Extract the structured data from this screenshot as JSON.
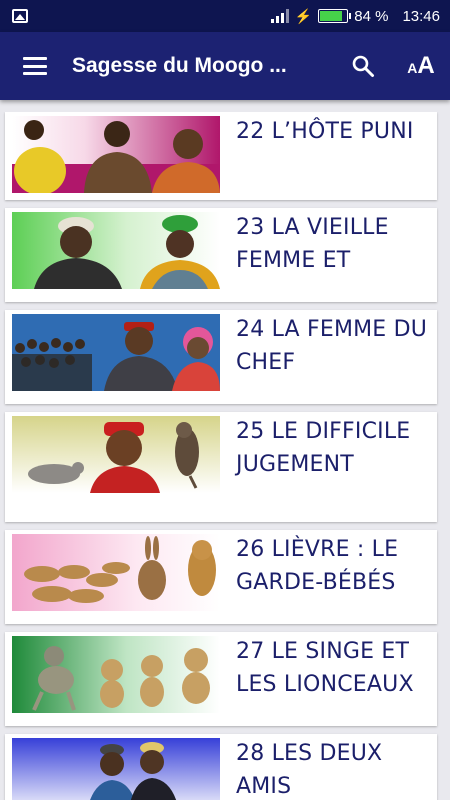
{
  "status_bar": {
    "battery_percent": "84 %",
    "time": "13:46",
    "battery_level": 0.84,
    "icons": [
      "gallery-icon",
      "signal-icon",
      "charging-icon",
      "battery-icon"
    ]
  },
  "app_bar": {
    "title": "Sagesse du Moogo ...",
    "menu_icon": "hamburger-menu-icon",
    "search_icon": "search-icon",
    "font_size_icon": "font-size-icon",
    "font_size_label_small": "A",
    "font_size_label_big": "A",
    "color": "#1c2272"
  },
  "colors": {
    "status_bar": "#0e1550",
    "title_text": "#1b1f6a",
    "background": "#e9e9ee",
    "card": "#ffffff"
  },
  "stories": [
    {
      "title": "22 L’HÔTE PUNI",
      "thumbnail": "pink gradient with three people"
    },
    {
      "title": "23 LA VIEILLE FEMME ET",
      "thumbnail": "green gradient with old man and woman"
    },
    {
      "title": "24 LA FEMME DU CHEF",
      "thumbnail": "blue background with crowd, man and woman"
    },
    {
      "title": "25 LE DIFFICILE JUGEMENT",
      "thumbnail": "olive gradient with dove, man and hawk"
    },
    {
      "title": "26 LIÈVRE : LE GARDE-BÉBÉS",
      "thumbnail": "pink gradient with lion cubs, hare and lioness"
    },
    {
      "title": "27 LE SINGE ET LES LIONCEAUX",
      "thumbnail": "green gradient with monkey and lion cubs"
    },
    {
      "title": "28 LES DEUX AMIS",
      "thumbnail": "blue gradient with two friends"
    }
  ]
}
--
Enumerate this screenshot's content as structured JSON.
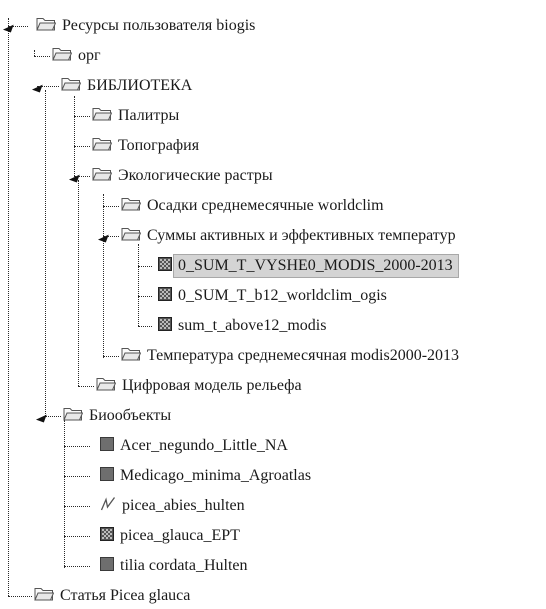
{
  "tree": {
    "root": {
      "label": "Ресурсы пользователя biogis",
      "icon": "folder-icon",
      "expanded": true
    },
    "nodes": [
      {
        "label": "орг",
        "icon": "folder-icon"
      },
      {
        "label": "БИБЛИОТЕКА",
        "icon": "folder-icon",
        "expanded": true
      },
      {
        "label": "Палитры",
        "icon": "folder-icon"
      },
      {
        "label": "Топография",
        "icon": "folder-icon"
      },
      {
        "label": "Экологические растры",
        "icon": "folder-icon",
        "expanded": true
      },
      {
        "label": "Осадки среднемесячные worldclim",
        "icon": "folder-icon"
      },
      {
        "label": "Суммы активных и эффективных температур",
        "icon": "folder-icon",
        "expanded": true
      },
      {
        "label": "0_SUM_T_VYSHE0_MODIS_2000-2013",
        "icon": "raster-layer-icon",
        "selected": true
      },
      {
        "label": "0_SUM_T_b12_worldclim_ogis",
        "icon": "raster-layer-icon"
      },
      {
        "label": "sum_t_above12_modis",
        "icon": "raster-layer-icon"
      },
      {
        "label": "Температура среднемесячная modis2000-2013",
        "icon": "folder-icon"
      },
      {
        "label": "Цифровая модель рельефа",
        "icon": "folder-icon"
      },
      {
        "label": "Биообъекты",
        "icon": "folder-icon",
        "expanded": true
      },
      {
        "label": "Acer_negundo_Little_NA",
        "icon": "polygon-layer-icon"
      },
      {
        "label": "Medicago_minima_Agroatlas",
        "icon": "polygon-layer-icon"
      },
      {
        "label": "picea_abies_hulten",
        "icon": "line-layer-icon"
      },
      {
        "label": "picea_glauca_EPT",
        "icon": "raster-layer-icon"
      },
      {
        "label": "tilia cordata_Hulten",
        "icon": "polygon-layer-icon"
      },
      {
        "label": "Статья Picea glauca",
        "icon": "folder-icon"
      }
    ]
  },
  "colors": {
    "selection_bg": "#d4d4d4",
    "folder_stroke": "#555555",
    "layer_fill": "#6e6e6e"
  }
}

### TO DO
In the entries above, identify every line with the word "green". Copy those lines.

### WRITTEN SOLUTION
      "thumbnail": "green gradient with old man and woman"
      "thumbnail": "green gradient with monkey and lion cubs"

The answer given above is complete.